### TASK REQUIREMENTS
Look through the records below and collect all lines that hold the string "Speed".

◇ ◇ ◇ ◇ ◇ ◇ ◇

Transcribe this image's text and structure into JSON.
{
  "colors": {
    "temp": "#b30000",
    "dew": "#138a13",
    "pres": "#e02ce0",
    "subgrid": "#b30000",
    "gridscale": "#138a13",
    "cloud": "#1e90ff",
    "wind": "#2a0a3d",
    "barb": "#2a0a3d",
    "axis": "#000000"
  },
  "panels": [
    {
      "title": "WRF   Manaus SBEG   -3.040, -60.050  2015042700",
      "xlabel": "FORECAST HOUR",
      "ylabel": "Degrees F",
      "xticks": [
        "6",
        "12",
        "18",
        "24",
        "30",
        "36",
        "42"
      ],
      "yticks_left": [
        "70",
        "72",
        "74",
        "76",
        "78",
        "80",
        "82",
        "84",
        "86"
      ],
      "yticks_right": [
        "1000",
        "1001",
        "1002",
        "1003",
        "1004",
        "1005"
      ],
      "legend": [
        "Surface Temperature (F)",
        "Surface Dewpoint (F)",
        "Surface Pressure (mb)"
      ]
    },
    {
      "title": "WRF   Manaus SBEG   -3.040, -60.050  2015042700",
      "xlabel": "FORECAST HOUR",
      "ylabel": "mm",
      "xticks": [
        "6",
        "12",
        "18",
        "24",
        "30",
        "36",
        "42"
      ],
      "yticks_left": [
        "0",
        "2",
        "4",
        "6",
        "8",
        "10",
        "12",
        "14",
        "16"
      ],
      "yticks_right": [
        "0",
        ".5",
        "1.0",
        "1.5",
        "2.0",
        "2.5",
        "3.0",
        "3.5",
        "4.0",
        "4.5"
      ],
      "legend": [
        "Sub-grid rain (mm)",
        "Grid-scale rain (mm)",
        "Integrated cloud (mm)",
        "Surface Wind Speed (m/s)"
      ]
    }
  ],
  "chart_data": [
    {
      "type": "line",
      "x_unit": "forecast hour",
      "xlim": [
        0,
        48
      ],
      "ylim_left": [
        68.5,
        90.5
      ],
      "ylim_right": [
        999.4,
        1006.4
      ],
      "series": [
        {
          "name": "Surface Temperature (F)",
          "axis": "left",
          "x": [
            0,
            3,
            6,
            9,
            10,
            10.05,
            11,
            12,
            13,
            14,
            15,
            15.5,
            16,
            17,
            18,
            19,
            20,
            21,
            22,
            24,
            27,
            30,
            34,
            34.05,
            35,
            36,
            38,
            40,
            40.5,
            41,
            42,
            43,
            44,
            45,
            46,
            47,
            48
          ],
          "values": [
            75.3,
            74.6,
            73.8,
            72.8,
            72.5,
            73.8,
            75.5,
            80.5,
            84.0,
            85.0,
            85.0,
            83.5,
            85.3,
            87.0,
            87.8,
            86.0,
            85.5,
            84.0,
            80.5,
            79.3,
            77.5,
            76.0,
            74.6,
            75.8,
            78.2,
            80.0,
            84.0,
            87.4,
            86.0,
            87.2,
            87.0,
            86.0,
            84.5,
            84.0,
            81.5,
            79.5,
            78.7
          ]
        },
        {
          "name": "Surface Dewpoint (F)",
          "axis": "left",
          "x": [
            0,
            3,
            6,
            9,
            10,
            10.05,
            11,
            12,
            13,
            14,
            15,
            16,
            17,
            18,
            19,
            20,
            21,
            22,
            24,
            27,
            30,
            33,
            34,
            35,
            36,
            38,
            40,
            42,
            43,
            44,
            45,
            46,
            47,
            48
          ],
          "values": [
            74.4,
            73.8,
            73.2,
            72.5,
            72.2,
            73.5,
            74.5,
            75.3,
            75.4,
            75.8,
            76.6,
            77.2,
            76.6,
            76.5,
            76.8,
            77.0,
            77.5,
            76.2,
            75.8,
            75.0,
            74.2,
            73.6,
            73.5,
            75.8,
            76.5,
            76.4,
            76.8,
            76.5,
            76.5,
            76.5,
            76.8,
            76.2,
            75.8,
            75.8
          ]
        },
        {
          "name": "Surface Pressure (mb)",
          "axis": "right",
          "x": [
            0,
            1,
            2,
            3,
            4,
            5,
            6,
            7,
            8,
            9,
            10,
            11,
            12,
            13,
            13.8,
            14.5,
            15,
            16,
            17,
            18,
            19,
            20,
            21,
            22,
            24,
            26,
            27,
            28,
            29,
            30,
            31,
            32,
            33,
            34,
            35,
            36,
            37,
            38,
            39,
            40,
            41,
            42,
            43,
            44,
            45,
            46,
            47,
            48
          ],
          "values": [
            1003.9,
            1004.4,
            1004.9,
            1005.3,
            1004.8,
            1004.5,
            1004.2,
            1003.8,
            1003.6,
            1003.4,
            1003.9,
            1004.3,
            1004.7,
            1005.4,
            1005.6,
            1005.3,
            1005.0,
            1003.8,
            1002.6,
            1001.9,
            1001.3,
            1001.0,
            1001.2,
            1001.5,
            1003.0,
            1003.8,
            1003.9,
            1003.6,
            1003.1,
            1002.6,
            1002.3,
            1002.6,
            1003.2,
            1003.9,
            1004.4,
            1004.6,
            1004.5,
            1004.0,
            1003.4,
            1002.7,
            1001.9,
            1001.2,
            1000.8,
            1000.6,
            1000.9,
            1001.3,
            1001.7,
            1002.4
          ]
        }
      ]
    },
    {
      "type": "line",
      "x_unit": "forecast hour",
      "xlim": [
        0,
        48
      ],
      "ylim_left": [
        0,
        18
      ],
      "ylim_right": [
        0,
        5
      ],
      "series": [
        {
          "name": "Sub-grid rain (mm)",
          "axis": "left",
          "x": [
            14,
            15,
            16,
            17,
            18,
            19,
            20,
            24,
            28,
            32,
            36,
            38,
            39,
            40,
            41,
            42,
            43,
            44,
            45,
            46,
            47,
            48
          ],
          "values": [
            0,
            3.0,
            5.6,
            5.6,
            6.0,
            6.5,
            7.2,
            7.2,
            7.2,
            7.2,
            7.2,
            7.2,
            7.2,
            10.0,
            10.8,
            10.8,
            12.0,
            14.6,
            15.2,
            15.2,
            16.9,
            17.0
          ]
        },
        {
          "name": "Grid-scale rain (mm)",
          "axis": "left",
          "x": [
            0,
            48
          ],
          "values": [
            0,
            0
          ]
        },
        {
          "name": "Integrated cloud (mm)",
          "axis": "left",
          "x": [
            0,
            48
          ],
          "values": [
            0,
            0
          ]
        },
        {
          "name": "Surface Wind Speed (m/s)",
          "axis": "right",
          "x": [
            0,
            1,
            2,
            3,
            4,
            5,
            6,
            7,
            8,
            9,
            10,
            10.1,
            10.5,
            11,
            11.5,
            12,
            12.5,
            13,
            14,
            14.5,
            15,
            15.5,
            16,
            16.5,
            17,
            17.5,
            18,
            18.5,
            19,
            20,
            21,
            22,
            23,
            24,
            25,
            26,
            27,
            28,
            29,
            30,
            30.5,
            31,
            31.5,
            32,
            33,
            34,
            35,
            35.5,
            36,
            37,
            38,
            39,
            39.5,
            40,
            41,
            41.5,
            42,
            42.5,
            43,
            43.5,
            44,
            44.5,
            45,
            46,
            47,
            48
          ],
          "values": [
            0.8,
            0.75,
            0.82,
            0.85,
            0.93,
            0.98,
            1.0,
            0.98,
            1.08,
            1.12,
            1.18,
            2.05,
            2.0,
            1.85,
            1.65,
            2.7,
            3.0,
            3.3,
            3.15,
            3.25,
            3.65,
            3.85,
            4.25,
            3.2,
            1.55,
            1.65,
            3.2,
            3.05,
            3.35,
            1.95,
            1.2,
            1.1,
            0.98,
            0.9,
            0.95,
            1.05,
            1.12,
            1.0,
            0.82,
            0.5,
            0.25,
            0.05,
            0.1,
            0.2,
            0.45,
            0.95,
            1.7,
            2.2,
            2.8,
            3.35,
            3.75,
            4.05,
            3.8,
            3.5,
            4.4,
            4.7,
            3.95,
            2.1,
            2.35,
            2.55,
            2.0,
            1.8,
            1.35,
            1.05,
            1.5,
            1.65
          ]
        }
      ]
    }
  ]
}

◇ ◇ ◇ ◇ ◇ ◇ ◇

### OUTPUT FOR THIS TASK
        "Surface Wind Speed (m/s)"
          "name": "Surface Wind Speed (m/s)",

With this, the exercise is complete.